WORK TO COMPLETE –
Copy out each line of the listing below where the string "tumors" appears.
*** Begin section ***
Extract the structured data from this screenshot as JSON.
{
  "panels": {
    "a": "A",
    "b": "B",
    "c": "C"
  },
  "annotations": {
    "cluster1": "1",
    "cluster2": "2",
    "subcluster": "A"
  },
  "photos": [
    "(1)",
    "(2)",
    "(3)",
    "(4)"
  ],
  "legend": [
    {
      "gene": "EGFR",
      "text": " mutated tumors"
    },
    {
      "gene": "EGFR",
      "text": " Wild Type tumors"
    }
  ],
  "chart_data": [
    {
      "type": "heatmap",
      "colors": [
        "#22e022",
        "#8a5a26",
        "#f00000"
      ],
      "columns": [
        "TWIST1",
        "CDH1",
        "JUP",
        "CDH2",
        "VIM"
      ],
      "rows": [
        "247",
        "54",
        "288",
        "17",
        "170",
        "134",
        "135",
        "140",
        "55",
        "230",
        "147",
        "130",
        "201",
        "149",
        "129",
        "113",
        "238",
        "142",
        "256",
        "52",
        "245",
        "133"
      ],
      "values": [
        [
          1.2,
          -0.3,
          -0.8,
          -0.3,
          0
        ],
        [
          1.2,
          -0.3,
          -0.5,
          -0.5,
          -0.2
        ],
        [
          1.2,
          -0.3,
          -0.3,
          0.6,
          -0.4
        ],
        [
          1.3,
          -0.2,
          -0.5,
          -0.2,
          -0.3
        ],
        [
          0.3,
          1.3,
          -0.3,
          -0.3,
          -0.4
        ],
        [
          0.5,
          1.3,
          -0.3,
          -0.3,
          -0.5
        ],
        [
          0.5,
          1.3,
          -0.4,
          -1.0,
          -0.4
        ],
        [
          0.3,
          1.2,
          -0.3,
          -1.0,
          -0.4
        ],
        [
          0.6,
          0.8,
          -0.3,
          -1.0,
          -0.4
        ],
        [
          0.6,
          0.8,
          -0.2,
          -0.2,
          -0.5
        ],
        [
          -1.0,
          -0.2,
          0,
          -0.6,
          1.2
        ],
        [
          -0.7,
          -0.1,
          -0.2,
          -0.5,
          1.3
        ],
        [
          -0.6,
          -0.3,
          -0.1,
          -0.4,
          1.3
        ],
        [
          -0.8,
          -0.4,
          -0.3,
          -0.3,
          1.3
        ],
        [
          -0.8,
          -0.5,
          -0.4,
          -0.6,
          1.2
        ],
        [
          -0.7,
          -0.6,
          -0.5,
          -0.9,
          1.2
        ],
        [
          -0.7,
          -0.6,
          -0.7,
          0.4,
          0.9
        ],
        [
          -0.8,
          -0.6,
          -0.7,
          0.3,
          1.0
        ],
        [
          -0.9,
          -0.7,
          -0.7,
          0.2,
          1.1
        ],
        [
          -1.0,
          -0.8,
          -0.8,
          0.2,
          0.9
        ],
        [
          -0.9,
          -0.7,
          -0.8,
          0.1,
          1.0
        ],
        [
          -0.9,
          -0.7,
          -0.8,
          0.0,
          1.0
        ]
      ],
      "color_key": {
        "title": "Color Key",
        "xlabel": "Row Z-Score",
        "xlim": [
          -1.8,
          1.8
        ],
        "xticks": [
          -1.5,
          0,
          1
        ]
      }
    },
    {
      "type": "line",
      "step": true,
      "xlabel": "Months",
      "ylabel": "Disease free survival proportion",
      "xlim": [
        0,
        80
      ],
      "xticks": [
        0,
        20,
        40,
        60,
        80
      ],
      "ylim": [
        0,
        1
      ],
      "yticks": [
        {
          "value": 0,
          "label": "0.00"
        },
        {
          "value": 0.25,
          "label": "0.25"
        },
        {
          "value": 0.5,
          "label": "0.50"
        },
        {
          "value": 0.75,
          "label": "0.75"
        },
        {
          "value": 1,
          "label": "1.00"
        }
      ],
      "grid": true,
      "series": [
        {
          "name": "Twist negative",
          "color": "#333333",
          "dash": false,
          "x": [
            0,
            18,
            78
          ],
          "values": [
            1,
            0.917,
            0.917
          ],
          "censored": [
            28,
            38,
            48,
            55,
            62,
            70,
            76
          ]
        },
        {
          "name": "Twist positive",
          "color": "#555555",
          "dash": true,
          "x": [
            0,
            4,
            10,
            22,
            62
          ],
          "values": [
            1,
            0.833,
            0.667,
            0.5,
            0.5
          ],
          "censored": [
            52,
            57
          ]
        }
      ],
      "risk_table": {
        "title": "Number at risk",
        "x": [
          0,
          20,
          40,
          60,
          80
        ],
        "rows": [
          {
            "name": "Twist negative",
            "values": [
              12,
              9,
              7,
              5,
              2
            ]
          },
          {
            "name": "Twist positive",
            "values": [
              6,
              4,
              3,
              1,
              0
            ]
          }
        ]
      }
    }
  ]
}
*** End section ***
RESULT –
      "text": " mutated tumors"
      "text": " Wild Type tumors"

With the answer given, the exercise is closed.